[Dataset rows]
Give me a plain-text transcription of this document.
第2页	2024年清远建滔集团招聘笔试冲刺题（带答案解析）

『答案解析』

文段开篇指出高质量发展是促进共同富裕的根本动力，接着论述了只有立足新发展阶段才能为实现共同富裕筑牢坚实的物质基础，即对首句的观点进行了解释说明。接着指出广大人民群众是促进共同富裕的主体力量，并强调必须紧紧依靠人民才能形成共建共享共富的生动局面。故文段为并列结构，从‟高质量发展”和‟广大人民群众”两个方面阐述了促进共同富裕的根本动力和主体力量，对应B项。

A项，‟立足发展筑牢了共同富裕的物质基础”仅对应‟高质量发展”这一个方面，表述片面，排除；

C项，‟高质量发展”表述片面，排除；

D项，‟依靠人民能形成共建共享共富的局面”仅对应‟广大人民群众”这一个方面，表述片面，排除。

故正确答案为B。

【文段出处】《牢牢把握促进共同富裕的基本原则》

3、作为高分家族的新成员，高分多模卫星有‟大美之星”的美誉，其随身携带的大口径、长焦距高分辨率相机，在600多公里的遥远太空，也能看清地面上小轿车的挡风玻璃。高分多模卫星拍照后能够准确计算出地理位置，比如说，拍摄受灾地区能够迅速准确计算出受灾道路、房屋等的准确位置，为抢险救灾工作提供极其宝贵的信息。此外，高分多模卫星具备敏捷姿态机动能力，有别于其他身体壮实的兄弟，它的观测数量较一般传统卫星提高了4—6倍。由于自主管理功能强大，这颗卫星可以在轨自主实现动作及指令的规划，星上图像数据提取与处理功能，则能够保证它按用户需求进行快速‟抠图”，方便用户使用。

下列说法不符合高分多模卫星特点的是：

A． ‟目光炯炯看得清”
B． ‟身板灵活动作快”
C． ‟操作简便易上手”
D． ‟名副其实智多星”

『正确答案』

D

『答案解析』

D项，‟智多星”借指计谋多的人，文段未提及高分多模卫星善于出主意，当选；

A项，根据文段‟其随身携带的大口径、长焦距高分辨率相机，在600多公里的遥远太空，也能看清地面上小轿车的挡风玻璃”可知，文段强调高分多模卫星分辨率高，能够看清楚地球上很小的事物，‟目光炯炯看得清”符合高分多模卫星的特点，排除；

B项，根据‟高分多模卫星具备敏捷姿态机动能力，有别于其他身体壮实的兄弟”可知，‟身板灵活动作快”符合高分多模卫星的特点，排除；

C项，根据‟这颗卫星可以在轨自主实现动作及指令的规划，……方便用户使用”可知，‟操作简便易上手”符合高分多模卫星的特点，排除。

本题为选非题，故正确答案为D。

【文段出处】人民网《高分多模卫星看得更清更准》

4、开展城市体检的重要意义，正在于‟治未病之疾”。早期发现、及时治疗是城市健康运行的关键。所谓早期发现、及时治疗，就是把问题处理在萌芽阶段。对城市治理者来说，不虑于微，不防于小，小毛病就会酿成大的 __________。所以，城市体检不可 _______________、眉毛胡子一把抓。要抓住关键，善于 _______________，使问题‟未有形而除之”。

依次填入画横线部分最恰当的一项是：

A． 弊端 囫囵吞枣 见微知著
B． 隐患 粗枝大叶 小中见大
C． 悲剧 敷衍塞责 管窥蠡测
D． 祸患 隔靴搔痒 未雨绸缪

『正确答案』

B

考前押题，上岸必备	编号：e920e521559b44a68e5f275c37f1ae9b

Written task
Copy down the whole of the data above, matching it exactly.

Worked solution
Give me a plain-text transcription of this document.
第2页	2024年清远建滔集团招聘笔试冲刺题（带答案解析）

『答案解析』

文段开篇指出高质量发展是促进共同富裕的根本动力，接着论述了只有立足新发展阶段才能为实现共同富裕筑牢坚实的物质基础，即对首句的观点进行了解释说明。接着指出广大人民群众是促进共同富裕的主体力量，并强调必须紧紧依靠人民才能形成共建共享共富的生动局面。故文段为并列结构，从‟高质量发展”和‟广大人民群众”两个方面阐述了促进共同富裕的根本动力和主体力量，对应B项。

A项，‟立足发展筑牢了共同富裕的物质基础”仅对应‟高质量发展”这一个方面，表述片面，排除；

C项，‟高质量发展”表述片面，排除；

D项，‟依靠人民能形成共建共享共富的局面”仅对应‟广大人民群众”这一个方面，表述片面，排除。

故正确答案为B。

【文段出处】《牢牢把握促进共同富裕的基本原则》

3、作为高分家族的新成员，高分多模卫星有‟大美之星”的美誉，其随身携带的大口径、长焦距高分辨率相机，在600多公里的遥远太空，也能看清地面上小轿车的挡风玻璃。高分多模卫星拍照后能够准确计算出地理位置，比如说，拍摄受灾地区能够迅速准确计算出受灾道路、房屋等的准确位置，为抢险救灾工作提供极其宝贵的信息。此外，高分多模卫星具备敏捷姿态机动能力，有别于其他身体壮实的兄弟，它的观测数量较一般传统卫星提高了4—6倍。由于自主管理功能强大，这颗卫星可以在轨自主实现动作及指令的规划，星上图像数据提取与处理功能，则能够保证它按用户需求进行快速‟抠图”，方便用户使用。

下列说法不符合高分多模卫星特点的是：

A． ‟目光炯炯看得清”
B． ‟身板灵活动作快”
C． ‟操作简便易上手”
D． ‟名副其实智多星”

『正确答案』

D

『答案解析』

D项，‟智多星”借指计谋多的人，文段未提及高分多模卫星善于出主意，当选；

A项，根据文段‟其随身携带的大口径、长焦距高分辨率相机，在600多公里的遥远太空，也能看清地面上小轿车的挡风玻璃”可知，文段强调高分多模卫星分辨率高，能够看清楚地球上很小的事物，‟目光炯炯看得清”符合高分多模卫星的特点，排除；

B项，根据‟高分多模卫星具备敏捷姿态机动能力，有别于其他身体壮实的兄弟”可知，‟身板灵活动作快”符合高分多模卫星的特点，排除；

C项，根据‟这颗卫星可以在轨自主实现动作及指令的规划，……方便用户使用”可知，‟操作简便易上手”符合高分多模卫星的特点，排除。

本题为选非题，故正确答案为D。

【文段出处】人民网《高分多模卫星看得更清更准》

4、开展城市体检的重要意义，正在于‟治未病之疾”。早期发现、及时治疗是城市健康运行的关键。所谓早期发现、及时治疗，就是把问题处理在萌芽阶段。对城市治理者来说，不虑于微，不防于小，小毛病就会酿成大的 __________。所以，城市体检不可 _______________、眉毛胡子一把抓。要抓住关键，善于 _______________，使问题‟未有形而除之”。

依次填入画横线部分最恰当的一项是：

A． 弊端 囫囵吞枣 见微知著
B． 隐患 粗枝大叶 小中见大
C． 悲剧 敷衍塞责 管窥蠡测
D． 祸患 隔靴搔痒 未雨绸缪

『正确答案』

B

考前押题，上岸必备	编号：e920e521559b44a68e5f275c37f1ae9b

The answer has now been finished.